Records —
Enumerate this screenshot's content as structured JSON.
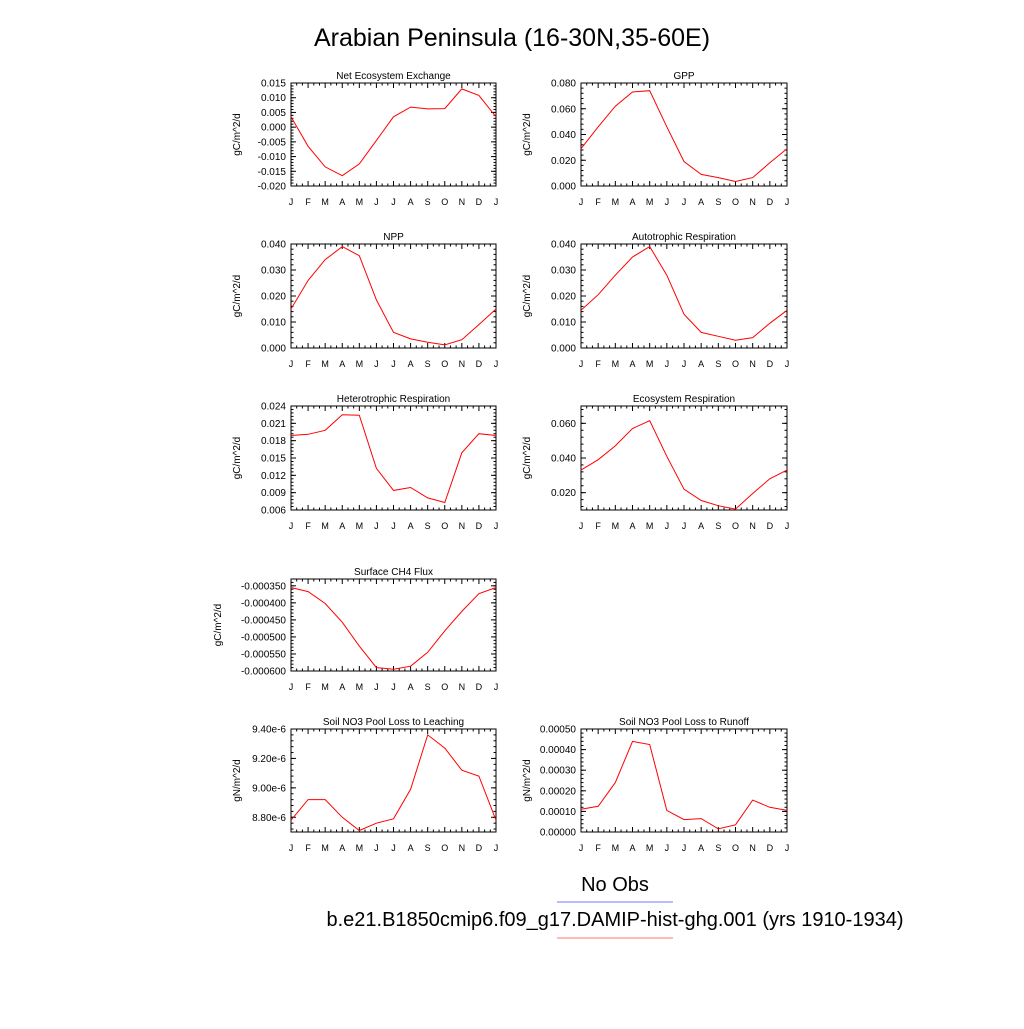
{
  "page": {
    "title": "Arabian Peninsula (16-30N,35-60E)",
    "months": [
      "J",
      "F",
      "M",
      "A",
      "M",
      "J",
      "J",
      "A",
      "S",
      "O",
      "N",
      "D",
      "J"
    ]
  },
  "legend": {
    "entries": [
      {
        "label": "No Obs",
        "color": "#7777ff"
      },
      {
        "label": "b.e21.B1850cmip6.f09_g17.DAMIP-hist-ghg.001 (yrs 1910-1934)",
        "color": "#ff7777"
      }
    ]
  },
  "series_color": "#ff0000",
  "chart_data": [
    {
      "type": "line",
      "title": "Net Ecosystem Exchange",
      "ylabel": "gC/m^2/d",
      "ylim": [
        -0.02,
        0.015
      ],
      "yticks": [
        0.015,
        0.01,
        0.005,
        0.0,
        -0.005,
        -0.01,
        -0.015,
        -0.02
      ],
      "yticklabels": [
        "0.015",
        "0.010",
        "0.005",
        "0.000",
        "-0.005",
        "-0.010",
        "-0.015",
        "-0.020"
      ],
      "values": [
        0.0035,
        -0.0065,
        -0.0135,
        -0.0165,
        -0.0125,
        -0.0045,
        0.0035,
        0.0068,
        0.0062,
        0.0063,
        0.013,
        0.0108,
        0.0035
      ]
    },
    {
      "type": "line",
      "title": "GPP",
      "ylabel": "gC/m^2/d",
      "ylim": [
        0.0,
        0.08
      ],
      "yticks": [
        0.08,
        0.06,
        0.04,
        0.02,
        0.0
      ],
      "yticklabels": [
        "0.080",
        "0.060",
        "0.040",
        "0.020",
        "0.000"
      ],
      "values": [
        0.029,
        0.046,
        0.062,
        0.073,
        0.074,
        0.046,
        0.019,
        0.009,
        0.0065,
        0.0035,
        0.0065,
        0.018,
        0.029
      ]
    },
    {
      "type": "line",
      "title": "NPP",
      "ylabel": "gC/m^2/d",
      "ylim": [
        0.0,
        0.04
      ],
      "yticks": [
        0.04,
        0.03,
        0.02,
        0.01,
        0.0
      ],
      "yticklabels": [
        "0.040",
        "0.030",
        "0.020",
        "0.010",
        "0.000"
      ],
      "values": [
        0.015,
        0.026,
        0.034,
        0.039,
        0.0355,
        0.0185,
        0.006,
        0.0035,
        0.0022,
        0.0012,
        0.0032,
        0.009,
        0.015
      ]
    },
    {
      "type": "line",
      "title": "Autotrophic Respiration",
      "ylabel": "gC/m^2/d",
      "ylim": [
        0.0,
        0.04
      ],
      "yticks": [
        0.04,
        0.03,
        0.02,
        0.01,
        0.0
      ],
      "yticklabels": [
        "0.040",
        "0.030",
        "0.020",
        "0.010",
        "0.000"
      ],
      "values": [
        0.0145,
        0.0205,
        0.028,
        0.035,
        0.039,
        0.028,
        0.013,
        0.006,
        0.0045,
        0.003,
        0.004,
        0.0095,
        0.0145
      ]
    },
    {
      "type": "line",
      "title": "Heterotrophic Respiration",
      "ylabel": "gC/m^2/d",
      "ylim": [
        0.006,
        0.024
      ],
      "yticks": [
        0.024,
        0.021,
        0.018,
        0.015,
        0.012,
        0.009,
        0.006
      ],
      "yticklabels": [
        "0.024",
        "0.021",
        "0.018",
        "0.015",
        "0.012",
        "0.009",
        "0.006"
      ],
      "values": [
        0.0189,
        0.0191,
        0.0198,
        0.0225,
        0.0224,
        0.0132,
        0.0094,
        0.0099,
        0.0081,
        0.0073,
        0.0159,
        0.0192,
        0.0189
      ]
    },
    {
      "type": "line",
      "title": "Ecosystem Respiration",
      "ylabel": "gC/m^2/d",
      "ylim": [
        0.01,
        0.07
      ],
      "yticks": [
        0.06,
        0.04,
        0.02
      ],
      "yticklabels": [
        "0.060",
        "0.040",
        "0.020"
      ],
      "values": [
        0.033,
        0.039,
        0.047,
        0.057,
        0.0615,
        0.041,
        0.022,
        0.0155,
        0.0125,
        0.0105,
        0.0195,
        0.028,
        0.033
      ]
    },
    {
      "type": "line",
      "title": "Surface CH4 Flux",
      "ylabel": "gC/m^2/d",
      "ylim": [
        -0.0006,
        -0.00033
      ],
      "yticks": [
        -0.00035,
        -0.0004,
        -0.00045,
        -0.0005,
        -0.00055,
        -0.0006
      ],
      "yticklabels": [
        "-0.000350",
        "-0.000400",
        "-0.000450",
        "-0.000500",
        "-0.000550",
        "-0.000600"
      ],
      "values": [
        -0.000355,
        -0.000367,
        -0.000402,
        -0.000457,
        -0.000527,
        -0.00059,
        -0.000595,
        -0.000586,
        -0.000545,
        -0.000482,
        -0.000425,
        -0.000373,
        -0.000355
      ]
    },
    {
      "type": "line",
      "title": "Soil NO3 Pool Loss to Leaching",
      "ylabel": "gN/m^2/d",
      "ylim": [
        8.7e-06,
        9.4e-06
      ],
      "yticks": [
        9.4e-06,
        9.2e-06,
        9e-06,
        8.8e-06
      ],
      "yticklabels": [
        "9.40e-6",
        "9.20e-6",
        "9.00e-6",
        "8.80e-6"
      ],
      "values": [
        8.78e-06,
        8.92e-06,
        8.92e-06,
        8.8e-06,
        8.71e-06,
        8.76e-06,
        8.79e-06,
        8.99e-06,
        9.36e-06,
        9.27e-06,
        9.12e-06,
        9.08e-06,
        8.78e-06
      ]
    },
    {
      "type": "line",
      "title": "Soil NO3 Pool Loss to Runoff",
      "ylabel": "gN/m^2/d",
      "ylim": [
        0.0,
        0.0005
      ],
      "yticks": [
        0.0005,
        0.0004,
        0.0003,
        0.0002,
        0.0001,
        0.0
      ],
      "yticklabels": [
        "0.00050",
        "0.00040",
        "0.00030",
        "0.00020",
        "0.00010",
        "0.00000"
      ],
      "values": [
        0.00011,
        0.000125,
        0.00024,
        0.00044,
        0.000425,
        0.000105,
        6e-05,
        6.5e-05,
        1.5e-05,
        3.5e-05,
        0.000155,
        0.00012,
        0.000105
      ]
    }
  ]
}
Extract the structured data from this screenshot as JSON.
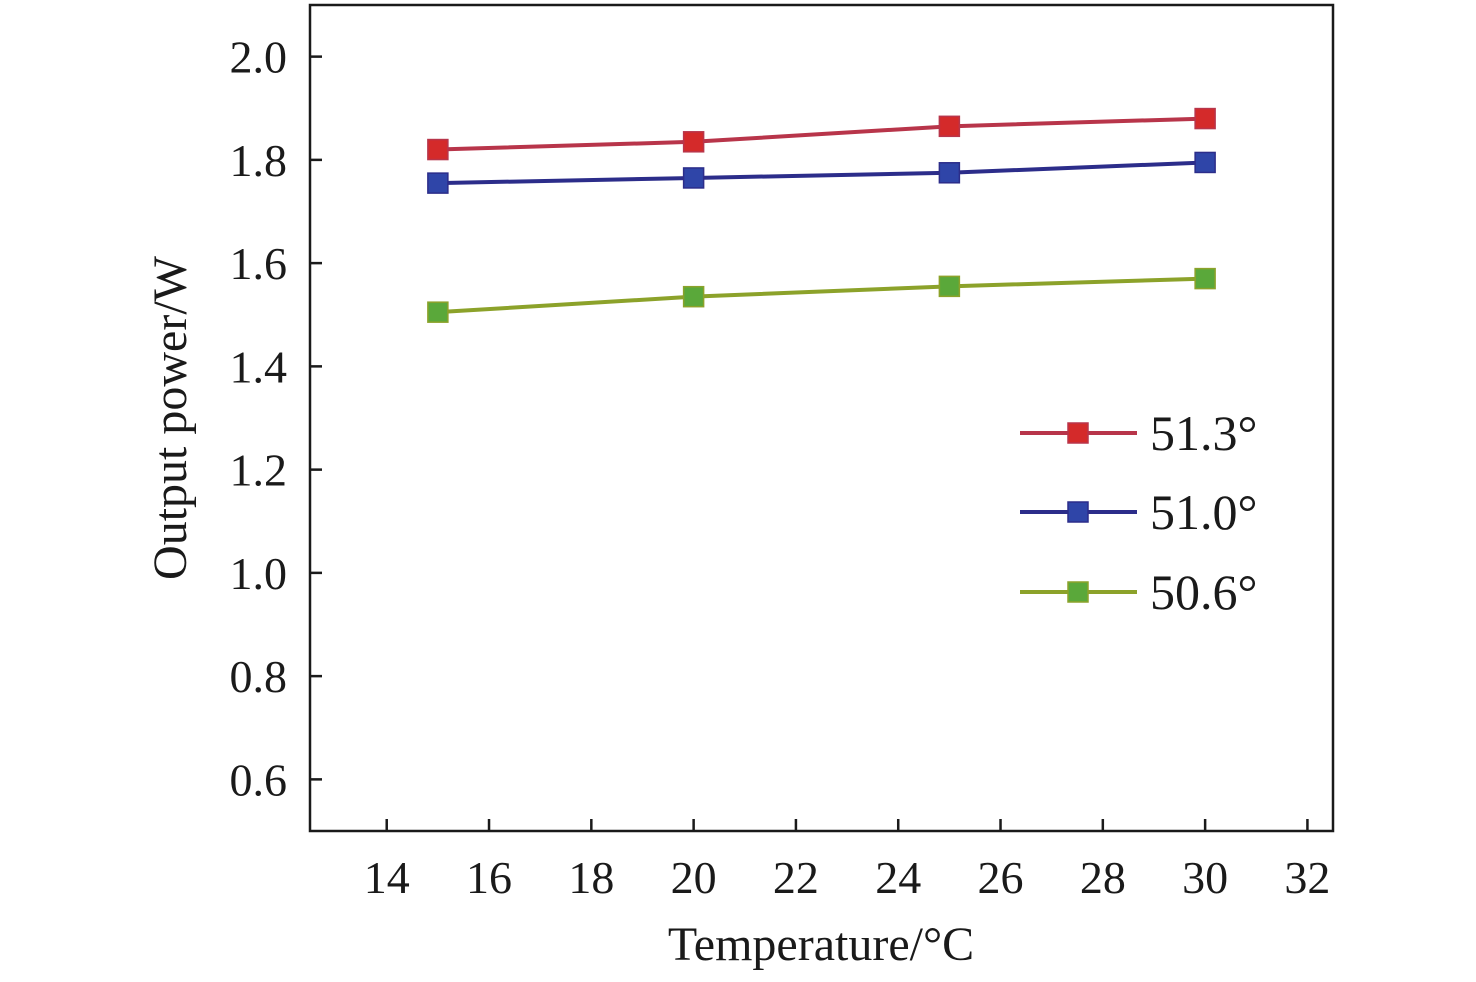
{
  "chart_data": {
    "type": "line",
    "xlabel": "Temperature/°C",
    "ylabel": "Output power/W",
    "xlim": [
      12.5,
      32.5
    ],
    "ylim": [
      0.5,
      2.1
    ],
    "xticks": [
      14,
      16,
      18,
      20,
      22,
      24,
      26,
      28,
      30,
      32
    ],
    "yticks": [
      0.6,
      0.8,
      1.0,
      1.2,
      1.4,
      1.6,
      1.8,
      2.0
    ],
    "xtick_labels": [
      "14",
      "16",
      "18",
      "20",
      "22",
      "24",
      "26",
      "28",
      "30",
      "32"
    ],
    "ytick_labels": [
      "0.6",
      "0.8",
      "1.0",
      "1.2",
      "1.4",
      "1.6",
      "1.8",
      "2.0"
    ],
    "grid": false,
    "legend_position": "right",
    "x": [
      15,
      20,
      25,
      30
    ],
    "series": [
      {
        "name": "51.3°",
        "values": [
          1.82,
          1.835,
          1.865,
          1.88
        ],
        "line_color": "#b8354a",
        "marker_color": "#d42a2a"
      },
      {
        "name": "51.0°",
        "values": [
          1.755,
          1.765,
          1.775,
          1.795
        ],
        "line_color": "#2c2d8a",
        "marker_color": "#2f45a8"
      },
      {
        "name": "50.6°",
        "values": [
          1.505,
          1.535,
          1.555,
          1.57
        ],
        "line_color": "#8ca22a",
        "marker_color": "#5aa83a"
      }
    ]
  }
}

Aim of the task —
Scan the listing above for the word "Ecosystem" and copy every line that holds it.

Result of the task —
      "title": "Net Ecosystem Exchange",
      "title": "Ecosystem Respiration",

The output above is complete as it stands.